- _Required task_
Select all lines with the string "subtitle" in them, and copy those lines.

____

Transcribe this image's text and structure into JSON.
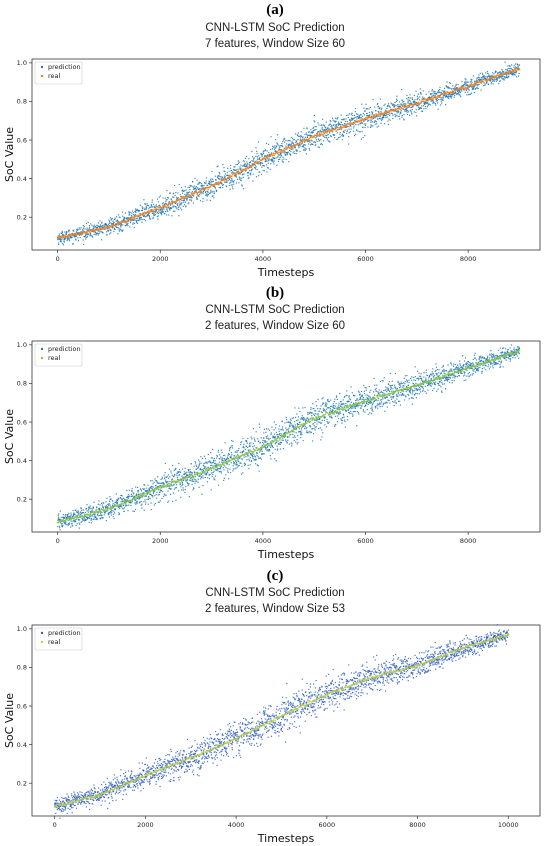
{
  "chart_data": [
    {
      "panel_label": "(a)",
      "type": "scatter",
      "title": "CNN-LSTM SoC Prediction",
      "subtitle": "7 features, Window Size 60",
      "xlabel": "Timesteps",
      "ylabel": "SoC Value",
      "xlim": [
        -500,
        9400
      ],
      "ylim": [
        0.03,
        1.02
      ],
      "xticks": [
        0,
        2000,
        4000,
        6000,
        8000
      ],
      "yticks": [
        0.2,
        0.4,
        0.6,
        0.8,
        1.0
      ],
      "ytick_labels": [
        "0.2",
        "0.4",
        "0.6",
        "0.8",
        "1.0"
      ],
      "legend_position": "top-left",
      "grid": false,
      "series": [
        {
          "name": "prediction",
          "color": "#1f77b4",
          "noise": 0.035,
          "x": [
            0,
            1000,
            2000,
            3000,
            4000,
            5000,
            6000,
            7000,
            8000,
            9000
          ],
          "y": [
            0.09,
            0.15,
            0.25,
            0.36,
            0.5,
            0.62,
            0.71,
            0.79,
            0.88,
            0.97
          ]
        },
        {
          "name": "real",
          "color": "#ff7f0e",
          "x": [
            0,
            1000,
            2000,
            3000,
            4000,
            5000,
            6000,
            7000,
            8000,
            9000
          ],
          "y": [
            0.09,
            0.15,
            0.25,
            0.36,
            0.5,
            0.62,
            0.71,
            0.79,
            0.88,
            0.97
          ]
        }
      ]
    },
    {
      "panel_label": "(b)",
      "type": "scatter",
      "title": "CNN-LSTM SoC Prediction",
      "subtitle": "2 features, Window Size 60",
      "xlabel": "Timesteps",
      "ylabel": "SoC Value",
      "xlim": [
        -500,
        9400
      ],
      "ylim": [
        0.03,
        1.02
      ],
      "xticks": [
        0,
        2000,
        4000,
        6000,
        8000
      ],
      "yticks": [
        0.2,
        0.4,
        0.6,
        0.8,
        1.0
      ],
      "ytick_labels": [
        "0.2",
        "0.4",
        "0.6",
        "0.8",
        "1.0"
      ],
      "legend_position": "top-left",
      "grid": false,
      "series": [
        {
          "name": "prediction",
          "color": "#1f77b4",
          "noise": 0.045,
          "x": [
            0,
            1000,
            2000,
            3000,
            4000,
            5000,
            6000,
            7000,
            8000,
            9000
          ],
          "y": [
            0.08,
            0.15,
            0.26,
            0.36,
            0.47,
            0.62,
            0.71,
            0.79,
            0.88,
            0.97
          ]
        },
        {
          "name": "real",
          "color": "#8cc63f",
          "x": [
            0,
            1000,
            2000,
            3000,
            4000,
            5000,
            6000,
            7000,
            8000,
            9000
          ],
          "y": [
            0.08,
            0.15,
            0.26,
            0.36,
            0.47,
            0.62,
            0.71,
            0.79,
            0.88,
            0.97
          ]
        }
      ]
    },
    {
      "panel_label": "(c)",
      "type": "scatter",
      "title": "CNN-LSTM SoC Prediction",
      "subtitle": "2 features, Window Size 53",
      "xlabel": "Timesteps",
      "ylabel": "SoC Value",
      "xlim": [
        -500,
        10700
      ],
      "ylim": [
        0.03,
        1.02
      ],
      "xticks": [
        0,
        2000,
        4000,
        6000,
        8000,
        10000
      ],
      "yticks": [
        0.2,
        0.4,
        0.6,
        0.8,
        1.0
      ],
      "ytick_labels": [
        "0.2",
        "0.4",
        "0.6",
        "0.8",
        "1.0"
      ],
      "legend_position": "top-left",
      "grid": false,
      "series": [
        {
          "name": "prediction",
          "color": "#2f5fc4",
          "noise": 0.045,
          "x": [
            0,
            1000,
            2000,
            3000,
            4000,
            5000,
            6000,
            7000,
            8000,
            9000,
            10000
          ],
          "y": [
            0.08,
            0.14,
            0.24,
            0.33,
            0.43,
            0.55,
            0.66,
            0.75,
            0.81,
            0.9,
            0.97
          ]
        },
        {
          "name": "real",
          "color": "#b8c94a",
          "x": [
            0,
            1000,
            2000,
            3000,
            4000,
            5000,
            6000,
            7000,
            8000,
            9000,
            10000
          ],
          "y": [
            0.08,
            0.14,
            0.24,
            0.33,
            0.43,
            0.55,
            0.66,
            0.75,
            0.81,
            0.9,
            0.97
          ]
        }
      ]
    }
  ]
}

____

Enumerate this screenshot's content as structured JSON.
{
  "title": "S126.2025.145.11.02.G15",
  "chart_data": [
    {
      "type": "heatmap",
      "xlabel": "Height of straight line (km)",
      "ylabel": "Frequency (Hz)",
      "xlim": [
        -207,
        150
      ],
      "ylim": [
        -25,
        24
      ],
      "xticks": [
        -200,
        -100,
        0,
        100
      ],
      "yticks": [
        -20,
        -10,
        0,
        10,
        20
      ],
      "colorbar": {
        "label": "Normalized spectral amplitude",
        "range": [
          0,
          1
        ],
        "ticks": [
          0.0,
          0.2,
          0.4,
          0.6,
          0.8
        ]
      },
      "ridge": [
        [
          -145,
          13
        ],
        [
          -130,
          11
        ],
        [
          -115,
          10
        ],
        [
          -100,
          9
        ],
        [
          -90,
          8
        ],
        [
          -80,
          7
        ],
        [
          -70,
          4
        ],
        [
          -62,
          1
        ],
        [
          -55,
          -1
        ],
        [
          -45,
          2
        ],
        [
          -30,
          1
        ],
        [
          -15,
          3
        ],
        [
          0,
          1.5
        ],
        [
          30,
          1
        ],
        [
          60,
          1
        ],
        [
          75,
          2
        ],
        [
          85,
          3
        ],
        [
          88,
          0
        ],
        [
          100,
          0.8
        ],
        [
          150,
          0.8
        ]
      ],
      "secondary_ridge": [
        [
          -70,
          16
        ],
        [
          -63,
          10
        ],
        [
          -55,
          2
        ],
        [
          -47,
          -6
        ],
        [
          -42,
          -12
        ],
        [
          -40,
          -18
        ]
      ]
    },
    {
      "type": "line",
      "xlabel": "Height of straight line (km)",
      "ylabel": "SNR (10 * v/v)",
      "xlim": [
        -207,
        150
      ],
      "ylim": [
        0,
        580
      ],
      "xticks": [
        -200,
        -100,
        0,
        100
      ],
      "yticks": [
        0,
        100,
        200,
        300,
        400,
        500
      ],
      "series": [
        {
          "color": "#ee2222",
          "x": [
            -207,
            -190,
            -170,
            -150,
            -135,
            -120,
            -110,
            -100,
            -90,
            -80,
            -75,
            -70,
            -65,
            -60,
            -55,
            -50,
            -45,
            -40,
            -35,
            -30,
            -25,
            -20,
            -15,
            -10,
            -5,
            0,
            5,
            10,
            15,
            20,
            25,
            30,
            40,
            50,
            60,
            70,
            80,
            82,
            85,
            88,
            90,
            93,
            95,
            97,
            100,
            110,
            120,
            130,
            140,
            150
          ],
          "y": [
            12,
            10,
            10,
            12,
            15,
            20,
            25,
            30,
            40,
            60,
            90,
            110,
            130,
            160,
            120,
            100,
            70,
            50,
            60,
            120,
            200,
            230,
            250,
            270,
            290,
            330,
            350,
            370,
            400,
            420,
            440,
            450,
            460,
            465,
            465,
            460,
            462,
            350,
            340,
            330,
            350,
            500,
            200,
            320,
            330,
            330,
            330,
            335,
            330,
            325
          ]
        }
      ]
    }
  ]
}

____

- _Correct output_
      "subtitle": "7 features, Window Size 60",
      "subtitle": "2 features, Window Size 60",
      "subtitle": "2 features, Window Size 53",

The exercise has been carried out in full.